■ **Prompt**
Which of the lines in the data below contain the string "salary"? Copy each of them.

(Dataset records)
=== Begin Enclosure ===

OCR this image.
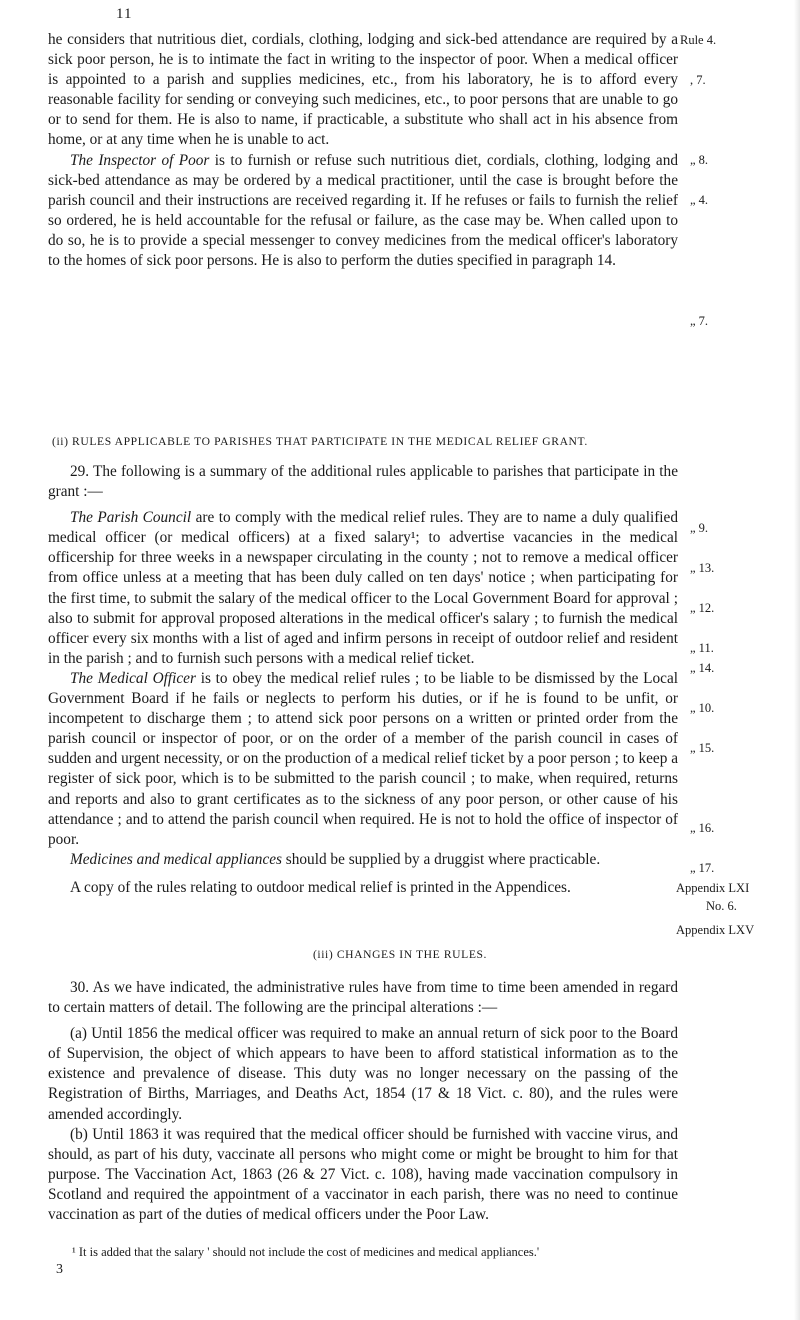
11

he considers that nutritious diet, cordials, clothing, lodging and sick-bed attendance are required by a sick poor person, he is to intimate the fact in writing to the inspector of poor. When a medical officer is appointed to a parish and supplies medicines, etc., from his laboratory, he is to afford every reasonable facility for sending or conveying such medicines, etc., to poor persons that are unable to go or to send for them. He is also to name, if practicable, a substitute who shall act in his absence from home, or at any time when he is unable to act.

The Inspector of Poor is to furnish or refuse such nutritious diet, cordials, clothing, lodging and sick-bed attendance as may be ordered by a medical practitioner, until the case is brought before the parish council and their instructions are received regarding it. If he refuses or fails to furnish the relief so ordered, he is held accountable for the refusal or failure, as the case may be. When called upon to do so, he is to provide a special messenger to convey medicines from the medical officer's laboratory to the homes of sick poor persons. He is also to perform the duties specified in paragraph 14.

(ii) RULES APPLICABLE TO PARISHES THAT PARTICIPATE IN THE MEDICAL RELIEF GRANT.

29. The following is a summary of the additional rules applicable to parishes that participate in the grant :—

The Parish Council are to comply with the medical relief rules. They are to name a duly qualified medical officer (or medical officers) at a fixed salary¹; to advertise vacancies in the medical officership for three weeks in a newspaper circulating in the county ; not to remove a medical officer from office unless at a meeting that has been duly called on ten days' notice ; when participating for the first time, to submit the salary of the medical officer to the Local Government Board for approval ; also to submit for approval proposed alterations in the medical officer's salary ; to furnish the medical officer every six months with a list of aged and infirm persons in receipt of outdoor relief and resident in the parish ; and to furnish such persons with a medical relief ticket.

The Medical Officer is to obey the medical relief rules ; to be liable to be dismissed by the Local Government Board if he fails or neglects to perform his duties, or if he is found to be unfit, or incompetent to discharge them ; to attend sick poor persons on a written or printed order from the parish council or inspector of poor, or on the order of a member of the parish council in cases of sudden and urgent necessity, or on the production of a medical relief ticket by a poor person ; to keep a register of sick poor, which is to be submitted to the parish council ; to make, when required, returns and reports and also to grant certificates as to the sickness of any poor person, or other cause of his attendance ; and to attend the parish council when required. He is not to hold the office of inspector of poor.

Medicines and medical appliances should be supplied by a druggist where practicable.

A copy of the rules relating to outdoor medical relief is printed in the Appendices.

(iii) CHANGES IN THE RULES.

30. As we have indicated, the administrative rules have from time to time been amended in regard to certain matters of detail. The following are the principal alterations :—

(a) Until 1856 the medical officer was required to make an annual return of sick poor to the Board of Supervision, the object of which appears to have been to afford statistical information as to the existence and prevalence of disease. This duty was no longer necessary on the passing of the Registration of Births, Marriages, and Deaths Act, 1854 (17 & 18 Vict. c. 80), and the rules were amended accordingly.

(b) Until 1863 it was required that the medical officer should be furnished with vaccine virus, and should, as part of his duty, vaccinate all persons who might come or might be brought to him for that purpose. The Vaccination Act, 1863 (26 & 27 Vict. c. 108), having made vaccination compulsory in Scotland and required the appointment of a vaccinator in each parish, there was no need to continue vaccination as part of the duties of medical officers under the Poor Law.

¹ It is added that the salary ' should not include the cost of medicines and medical appliances.'
3
Rule 4.
, 7.
„ 8.
„ 4.
„ 7.
„ 9.
„ 13.
„ 12.
„ 11.
„ 14.
„ 10.
„ 15.
„ 16.
„ 17.
Appendix LXI
No. 6.
Appendix LXV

=== End Enclosure ===

■ **Reply to the exercise**
The Parish Council are to comply with the medical relief rules. They are to name a duly qualified medical officer (or medical officers) at a fixed salary¹; to advertise vacancies in the medical officership for three weeks in a newspaper circulating in the county ; not to remove a medical officer from office unless at a meeting that has been duly called on ten days' notice ; when participating for the first time, to submit the salary of the medical officer to the Local Government Board for approval ; also to submit for approval proposed alterations in the medical officer's salary ; to furnish the medical officer every six months with a list of aged and infirm persons in receipt of outdoor relief and resident in the parish ; and to furnish such persons with a medical relief ticket.
¹ It is added that the salary ' should not include the cost of medicines and medical appliances.'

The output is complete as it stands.